(Rows from a figure dataset)
━━━

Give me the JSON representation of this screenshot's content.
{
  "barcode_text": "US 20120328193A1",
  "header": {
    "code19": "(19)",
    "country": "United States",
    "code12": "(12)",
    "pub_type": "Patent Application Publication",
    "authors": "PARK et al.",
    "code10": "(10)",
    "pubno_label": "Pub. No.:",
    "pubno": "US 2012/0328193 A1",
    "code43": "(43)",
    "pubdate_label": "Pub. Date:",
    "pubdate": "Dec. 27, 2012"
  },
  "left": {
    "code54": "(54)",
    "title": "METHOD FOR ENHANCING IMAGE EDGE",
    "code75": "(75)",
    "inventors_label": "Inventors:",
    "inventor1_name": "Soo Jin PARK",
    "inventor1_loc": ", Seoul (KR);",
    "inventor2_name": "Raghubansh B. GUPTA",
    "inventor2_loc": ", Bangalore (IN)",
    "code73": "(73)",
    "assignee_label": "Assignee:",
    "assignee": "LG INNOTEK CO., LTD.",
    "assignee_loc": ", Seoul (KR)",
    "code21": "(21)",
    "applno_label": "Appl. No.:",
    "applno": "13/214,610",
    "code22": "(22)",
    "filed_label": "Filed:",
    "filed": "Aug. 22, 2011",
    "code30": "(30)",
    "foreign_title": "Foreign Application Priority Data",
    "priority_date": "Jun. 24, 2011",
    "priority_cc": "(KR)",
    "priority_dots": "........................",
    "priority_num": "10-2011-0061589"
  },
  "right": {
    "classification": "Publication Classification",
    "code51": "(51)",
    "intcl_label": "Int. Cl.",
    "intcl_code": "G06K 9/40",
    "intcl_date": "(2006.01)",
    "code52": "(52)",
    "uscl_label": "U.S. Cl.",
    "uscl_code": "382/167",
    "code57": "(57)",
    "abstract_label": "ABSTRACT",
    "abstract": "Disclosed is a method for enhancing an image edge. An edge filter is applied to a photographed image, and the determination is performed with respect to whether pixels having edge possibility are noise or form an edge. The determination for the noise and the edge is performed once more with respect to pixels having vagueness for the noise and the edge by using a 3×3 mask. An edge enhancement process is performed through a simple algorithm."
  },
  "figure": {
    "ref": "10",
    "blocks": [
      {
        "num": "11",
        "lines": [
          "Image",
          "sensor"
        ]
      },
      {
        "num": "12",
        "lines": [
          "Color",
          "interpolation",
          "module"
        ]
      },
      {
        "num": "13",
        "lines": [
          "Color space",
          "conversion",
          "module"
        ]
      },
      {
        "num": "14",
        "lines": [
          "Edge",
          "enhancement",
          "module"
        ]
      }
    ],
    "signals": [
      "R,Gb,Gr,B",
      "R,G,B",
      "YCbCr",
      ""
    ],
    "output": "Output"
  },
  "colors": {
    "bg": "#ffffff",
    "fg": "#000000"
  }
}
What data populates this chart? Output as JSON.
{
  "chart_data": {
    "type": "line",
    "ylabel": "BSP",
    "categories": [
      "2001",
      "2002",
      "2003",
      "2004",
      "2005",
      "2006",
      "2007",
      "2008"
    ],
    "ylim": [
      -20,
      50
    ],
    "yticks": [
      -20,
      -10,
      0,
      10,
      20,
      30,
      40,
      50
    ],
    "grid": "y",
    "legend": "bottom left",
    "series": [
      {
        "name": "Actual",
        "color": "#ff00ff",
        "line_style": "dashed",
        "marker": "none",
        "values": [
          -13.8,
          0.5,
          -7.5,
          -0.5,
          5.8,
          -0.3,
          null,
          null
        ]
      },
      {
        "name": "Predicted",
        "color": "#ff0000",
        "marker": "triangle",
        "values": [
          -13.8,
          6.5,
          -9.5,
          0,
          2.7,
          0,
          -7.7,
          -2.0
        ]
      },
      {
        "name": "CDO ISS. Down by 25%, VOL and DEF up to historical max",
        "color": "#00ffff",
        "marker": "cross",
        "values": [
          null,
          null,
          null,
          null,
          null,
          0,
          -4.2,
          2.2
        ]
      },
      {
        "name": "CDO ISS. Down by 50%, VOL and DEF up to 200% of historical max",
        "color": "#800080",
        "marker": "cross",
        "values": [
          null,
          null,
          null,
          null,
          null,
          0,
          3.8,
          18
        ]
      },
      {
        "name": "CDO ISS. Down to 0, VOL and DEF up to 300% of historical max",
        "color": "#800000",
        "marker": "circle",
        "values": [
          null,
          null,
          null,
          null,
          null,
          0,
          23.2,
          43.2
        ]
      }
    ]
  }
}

━━━

__Work required__: Quote all the records. Keep every word exact.

__Solution__:
Give me the JSON representation of this screenshot's content.
{
  "barcode_text": "US 20120328193A1",
  "header": {
    "code19": "(19)",
    "country": "United States",
    "code12": "(12)",
    "pub_type": "Patent Application Publication",
    "authors": "PARK et al.",
    "code10": "(10)",
    "pubno_label": "Pub. No.:",
    "pubno": "US 2012/0328193 A1",
    "code43": "(43)",
    "pubdate_label": "Pub. Date:",
    "pubdate": "Dec. 27, 2012"
  },
  "left": {
    "code54": "(54)",
    "title": "METHOD FOR ENHANCING IMAGE EDGE",
    "code75": "(75)",
    "inventors_label": "Inventors:",
    "inventor1_name": "Soo Jin PARK",
    "inventor1_loc": ", Seoul (KR);",
    "inventor2_name": "Raghubansh B. GUPTA",
    "inventor2_loc": ", Bangalore (IN)",
    "code73": "(73)",
    "assignee_label": "Assignee:",
    "assignee": "LG INNOTEK CO., LTD.",
    "assignee_loc": ", Seoul (KR)",
    "code21": "(21)",
    "applno_label": "Appl. No.:",
    "applno": "13/214,610",
    "code22": "(22)",
    "filed_label": "Filed:",
    "filed": "Aug. 22, 2011",
    "code30": "(30)",
    "foreign_title": "Foreign Application Priority Data",
    "priority_date": "Jun. 24, 2011",
    "priority_cc": "(KR)",
    "priority_dots": "........................",
    "priority_num": "10-2011-0061589"
  },
  "right": {
    "classification": "Publication Classification",
    "code51": "(51)",
    "intcl_label": "Int. Cl.",
    "intcl_code": "G06K 9/40",
    "intcl_date": "(2006.01)",
    "code52": "(52)",
    "uscl_label": "U.S. Cl.",
    "uscl_code": "382/167",
    "code57": "(57)",
    "abstract_label": "ABSTRACT",
    "abstract": "Disclosed is a method for enhancing an image edge. An edge filter is applied to a photographed image, and the determination is performed with respect to whether pixels having edge possibility are noise or form an edge. The determination for the noise and the edge is performed once more with respect to pixels having vagueness for the noise and the edge by using a 3×3 mask. An edge enhancement process is performed through a simple algorithm."
  },
  "figure": {
    "ref": "10",
    "blocks": [
      {
        "num": "11",
        "lines": [
          "Image",
          "sensor"
        ]
      },
      {
        "num": "12",
        "lines": [
          "Color",
          "interpolation",
          "module"
        ]
      },
      {
        "num": "13",
        "lines": [
          "Color space",
          "conversion",
          "module"
        ]
      },
      {
        "num": "14",
        "lines": [
          "Edge",
          "enhancement",
          "module"
        ]
      }
    ],
    "signals": [
      "R,Gb,Gr,B",
      "R,G,B",
      "YCbCr",
      ""
    ],
    "output": "Output"
  },
  "colors": {
    "bg": "#ffffff",
    "fg": "#000000"
  }
}
What data populates this chart? Output as JSON.
{
  "chart_data": {
    "type": "line",
    "ylabel": "BSP",
    "categories": [
      "2001",
      "2002",
      "2003",
      "2004",
      "2005",
      "2006",
      "2007",
      "2008"
    ],
    "ylim": [
      -20,
      50
    ],
    "yticks": [
      -20,
      -10,
      0,
      10,
      20,
      30,
      40,
      50
    ],
    "grid": "y",
    "legend": "bottom left",
    "series": [
      {
        "name": "Actual",
        "color": "#ff00ff",
        "line_style": "dashed",
        "marker": "none",
        "values": [
          -13.8,
          0.5,
          -7.5,
          -0.5,
          5.8,
          -0.3,
          null,
          null
        ]
      },
      {
        "name": "Predicted",
        "color": "#ff0000",
        "marker": "triangle",
        "values": [
          -13.8,
          6.5,
          -9.5,
          0,
          2.7,
          0,
          -7.7,
          -2.0
        ]
      },
      {
        "name": "CDO ISS. Down by 25%, VOL and DEF up to historical max",
        "color": "#00ffff",
        "marker": "cross",
        "values": [
          null,
          null,
          null,
          null,
          null,
          0,
          -4.2,
          2.2
        ]
      },
      {
        "name": "CDO ISS. Down by 50%, VOL and DEF up to 200% of historical max",
        "color": "#800080",
        "marker": "cross",
        "values": [
          null,
          null,
          null,
          null,
          null,
          0,
          3.8,
          18
        ]
      },
      {
        "name": "CDO ISS. Down to 0, VOL and DEF up to 300% of historical max",
        "color": "#800000",
        "marker": "circle",
        "values": [
          null,
          null,
          null,
          null,
          null,
          0,
          23.2,
          43.2
        ]
      }
    ]
  }
}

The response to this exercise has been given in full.